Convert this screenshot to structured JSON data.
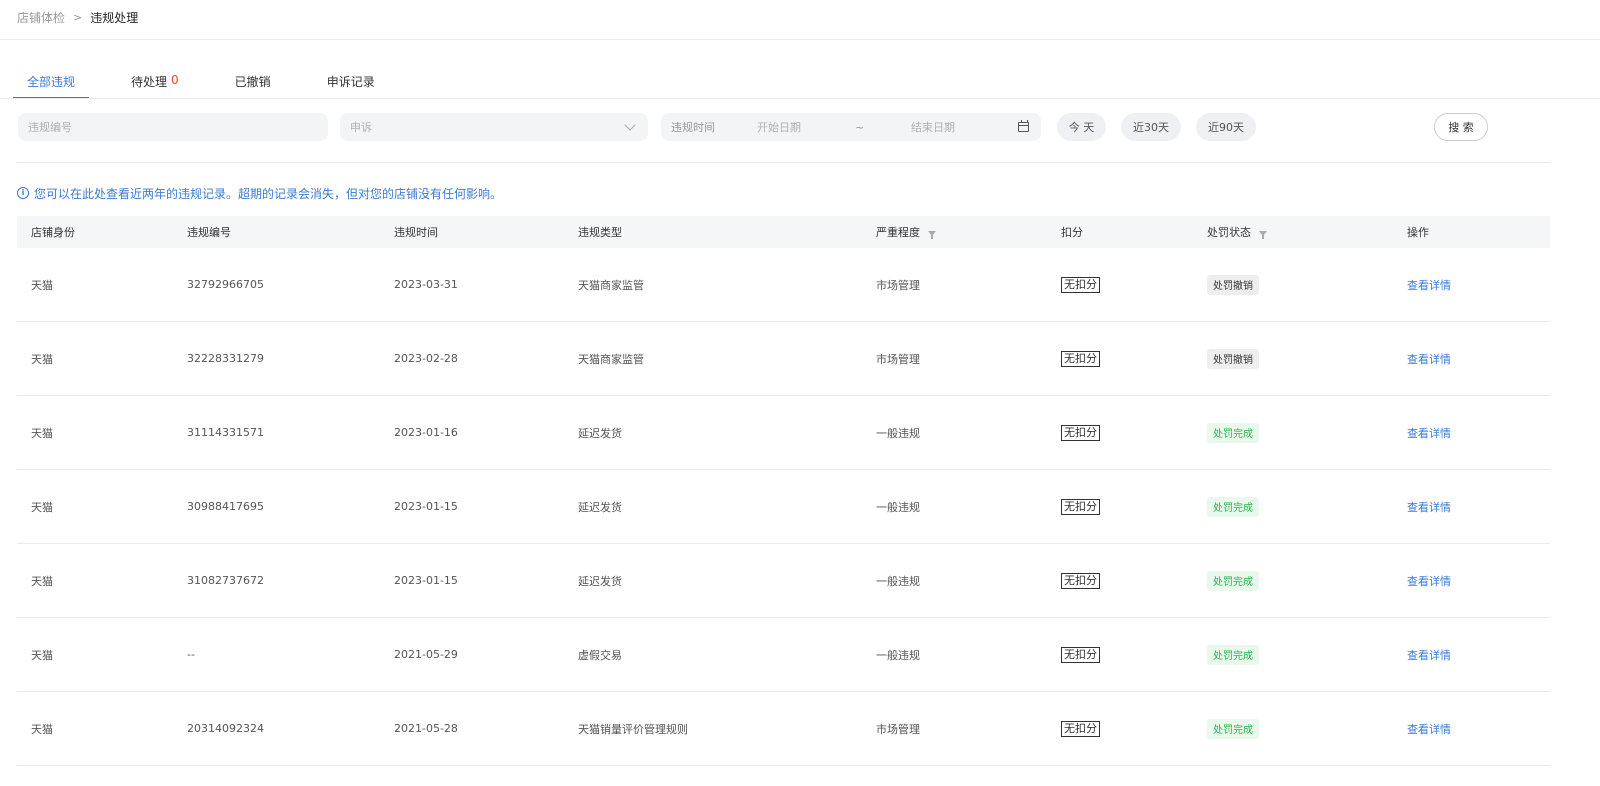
{
  "breadcrumb": {
    "parent": "店铺体检",
    "separator": ">",
    "current": "违规处理"
  },
  "tabs": [
    {
      "label": "全部违规",
      "count": "",
      "active": true
    },
    {
      "label": "待处理",
      "count": "0",
      "active": false
    },
    {
      "label": "已撤销",
      "count": "",
      "active": false
    },
    {
      "label": "申诉记录",
      "count": "",
      "active": false
    }
  ],
  "filters": {
    "code_placeholder": "违规编号",
    "status_value": "申诉",
    "date_label": "违规时间",
    "start_placeholder": "开始日期",
    "tilde": "~",
    "end_placeholder": "结束日期",
    "quick": [
      "今 天",
      "近30天",
      "近90天"
    ],
    "search_label": "搜 索"
  },
  "notice": "您可以在此处查看近两年的违规记录。超期的记录会消失，但对您的店铺没有任何影响。",
  "table": {
    "headers": [
      "店铺身份",
      "违规编号",
      "违规时间",
      "违规类型",
      "严重程度",
      "扣分",
      "处罚状态",
      "操作"
    ],
    "rows": [
      {
        "shop": "天猫",
        "code": "32792966705",
        "date": "2023-03-31",
        "type": "天猫商家监管",
        "severity": "市场管理",
        "deduct": "无扣分",
        "status": "处罚撤销",
        "status_kind": "revoked",
        "action": "查看详情"
      },
      {
        "shop": "天猫",
        "code": "32228331279",
        "date": "2023-02-28",
        "type": "天猫商家监管",
        "severity": "市场管理",
        "deduct": "无扣分",
        "status": "处罚撤销",
        "status_kind": "revoked",
        "action": "查看详情"
      },
      {
        "shop": "天猫",
        "code": "31114331571",
        "date": "2023-01-16",
        "type": "延迟发货",
        "severity": "一般违规",
        "deduct": "无扣分",
        "status": "处罚完成",
        "status_kind": "done",
        "action": "查看详情"
      },
      {
        "shop": "天猫",
        "code": "30988417695",
        "date": "2023-01-15",
        "type": "延迟发货",
        "severity": "一般违规",
        "deduct": "无扣分",
        "status": "处罚完成",
        "status_kind": "done",
        "action": "查看详情"
      },
      {
        "shop": "天猫",
        "code": "31082737672",
        "date": "2023-01-15",
        "type": "延迟发货",
        "severity": "一般违规",
        "deduct": "无扣分",
        "status": "处罚完成",
        "status_kind": "done",
        "action": "查看详情"
      },
      {
        "shop": "天猫",
        "code": "--",
        "date": "2021-05-29",
        "type": "虚假交易",
        "severity": "一般违规",
        "deduct": "无扣分",
        "status": "处罚完成",
        "status_kind": "done",
        "action": "查看详情"
      },
      {
        "shop": "天猫",
        "code": "20314092324",
        "date": "2021-05-28",
        "type": "天猫销量评价管理规则",
        "severity": "市场管理",
        "deduct": "无扣分",
        "status": "处罚完成",
        "status_kind": "done",
        "action": "查看详情"
      }
    ]
  }
}
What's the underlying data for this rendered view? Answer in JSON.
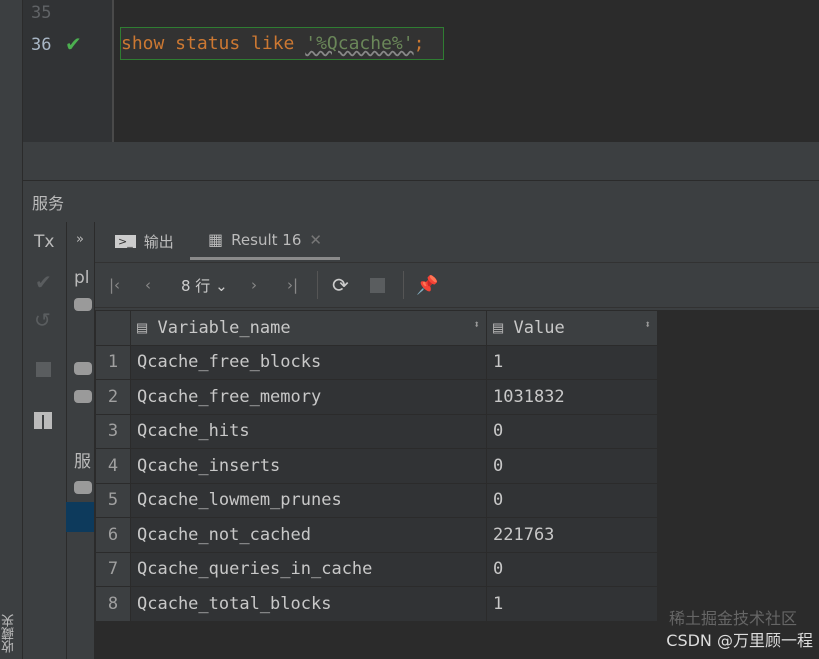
{
  "editor": {
    "lines": [
      {
        "number": "35",
        "code": ""
      },
      {
        "number": "36",
        "status": "success",
        "code_keyword": "show status like ",
        "code_string": "'%Qcache%'",
        "code_end": ";"
      }
    ]
  },
  "services_title": "服务",
  "left_toolbar": {
    "tx_label": "Tx"
  },
  "tree": {
    "item1": "pl",
    "item2": "服"
  },
  "tabs": [
    {
      "label": "输出"
    },
    {
      "label": "Result 16"
    }
  ],
  "toolbar": {
    "rows_label": "8 行"
  },
  "table": {
    "columns": [
      "Variable_name",
      "Value"
    ],
    "rows": [
      {
        "n": "1",
        "name": "Qcache_free_blocks",
        "value": "1"
      },
      {
        "n": "2",
        "name": "Qcache_free_memory",
        "value": "1031832"
      },
      {
        "n": "3",
        "name": "Qcache_hits",
        "value": "0"
      },
      {
        "n": "4",
        "name": "Qcache_inserts",
        "value": "0"
      },
      {
        "n": "5",
        "name": "Qcache_lowmem_prunes",
        "value": "0"
      },
      {
        "n": "6",
        "name": "Qcache_not_cached",
        "value": "221763"
      },
      {
        "n": "7",
        "name": "Qcache_queries_in_cache",
        "value": "0"
      },
      {
        "n": "8",
        "name": "Qcache_total_blocks",
        "value": "1"
      }
    ]
  },
  "side_label": "收藏夹",
  "watermark": "CSDN @万里顾一程",
  "watermark2": "稀土掘金技术社区"
}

■ ■ ■

Exercise prompt: Quote every record above exactly, omitting any pictures they contain.

Result:
Convert this screenshot to structured JSON data.
{
  "breadcrumb": {
    "parent": "店铺体检",
    "separator": ">",
    "current": "违规处理"
  },
  "tabs": [
    {
      "label": "全部违规",
      "count": "",
      "active": true
    },
    {
      "label": "待处理",
      "count": "0",
      "active": false
    },
    {
      "label": "已撤销",
      "count": "",
      "active": false
    },
    {
      "label": "申诉记录",
      "count": "",
      "active": false
    }
  ],
  "filters": {
    "code_placeholder": "违规编号",
    "status_value": "申诉",
    "date_label": "违规时间",
    "start_placeholder": "开始日期",
    "tilde": "~",
    "end_placeholder": "结束日期",
    "quick": [
      "今 天",
      "近30天",
      "近90天"
    ],
    "search_label": "搜 索"
  },
  "notice": "您可以在此处查看近两年的违规记录。超期的记录会消失，但对您的店铺没有任何影响。",
  "table": {
    "headers": [
      "店铺身份",
      "违规编号",
      "违规时间",
      "违规类型",
      "严重程度",
      "扣分",
      "处罚状态",
      "操作"
    ],
    "rows": [
      {
        "shop": "天猫",
        "code": "32792966705",
        "date": "2023-03-31",
        "type": "天猫商家监管",
        "severity": "市场管理",
        "deduct": "无扣分",
        "status": "处罚撤销",
        "status_kind": "revoked",
        "action": "查看详情"
      },
      {
        "shop": "天猫",
        "code": "32228331279",
        "date": "2023-02-28",
        "type": "天猫商家监管",
        "severity": "市场管理",
        "deduct": "无扣分",
        "status": "处罚撤销",
        "status_kind": "revoked",
        "action": "查看详情"
      },
      {
        "shop": "天猫",
        "code": "31114331571",
        "date": "2023-01-16",
        "type": "延迟发货",
        "severity": "一般违规",
        "deduct": "无扣分",
        "status": "处罚完成",
        "status_kind": "done",
        "action": "查看详情"
      },
      {
        "shop": "天猫",
        "code": "30988417695",
        "date": "2023-01-15",
        "type": "延迟发货",
        "severity": "一般违规",
        "deduct": "无扣分",
        "status": "处罚完成",
        "status_kind": "done",
        "action": "查看详情"
      },
      {
        "shop": "天猫",
        "code": "31082737672",
        "date": "2023-01-15",
        "type": "延迟发货",
        "severity": "一般违规",
        "deduct": "无扣分",
        "status": "处罚完成",
        "status_kind": "done",
        "action": "查看详情"
      },
      {
        "shop": "天猫",
        "code": "--",
        "date": "2021-05-29",
        "type": "虚假交易",
        "severity": "一般违规",
        "deduct": "无扣分",
        "status": "处罚完成",
        "status_kind": "done",
        "action": "查看详情"
      },
      {
        "shop": "天猫",
        "code": "20314092324",
        "date": "2021-05-28",
        "type": "天猫销量评价管理规则",
        "severity": "市场管理",
        "deduct": "无扣分",
        "status": "处罚完成",
        "status_kind": "done",
        "action": "查看详情"
      }
    ]
  }
}
What's the underlying data for this rendered view? Answer in JSON.
{
  "editor": {
    "lines": [
      {
        "number": "35",
        "code": ""
      },
      {
        "number": "36",
        "status": "success",
        "code_keyword": "show status like ",
        "code_string": "'%Qcache%'",
        "code_end": ";"
      }
    ]
  },
  "services_title": "服务",
  "left_toolbar": {
    "tx_label": "Tx"
  },
  "tree": {
    "item1": "pl",
    "item2": "服"
  },
  "tabs": [
    {
      "label": "输出"
    },
    {
      "label": "Result 16"
    }
  ],
  "toolbar": {
    "rows_label": "8 行"
  },
  "table": {
    "columns": [
      "Variable_name",
      "Value"
    ],
    "rows": [
      {
        "n": "1",
        "name": "Qcache_free_blocks",
        "value": "1"
      },
      {
        "n": "2",
        "name": "Qcache_free_memory",
        "value": "1031832"
      },
      {
        "n": "3",
        "name": "Qcache_hits",
        "value": "0"
      },
      {
        "n": "4",
        "name": "Qcache_inserts",
        "value": "0"
      },
      {
        "n": "5",
        "name": "Qcache_lowmem_prunes",
        "value": "0"
      },
      {
        "n": "6",
        "name": "Qcache_not_cached",
        "value": "221763"
      },
      {
        "n": "7",
        "name": "Qcache_queries_in_cache",
        "value": "0"
      },
      {
        "n": "8",
        "name": "Qcache_total_blocks",
        "value": "1"
      }
    ]
  },
  "side_label": "收藏夹",
  "watermark": "CSDN @万里顾一程",
  "watermark2": "稀土掘金技术社区"
}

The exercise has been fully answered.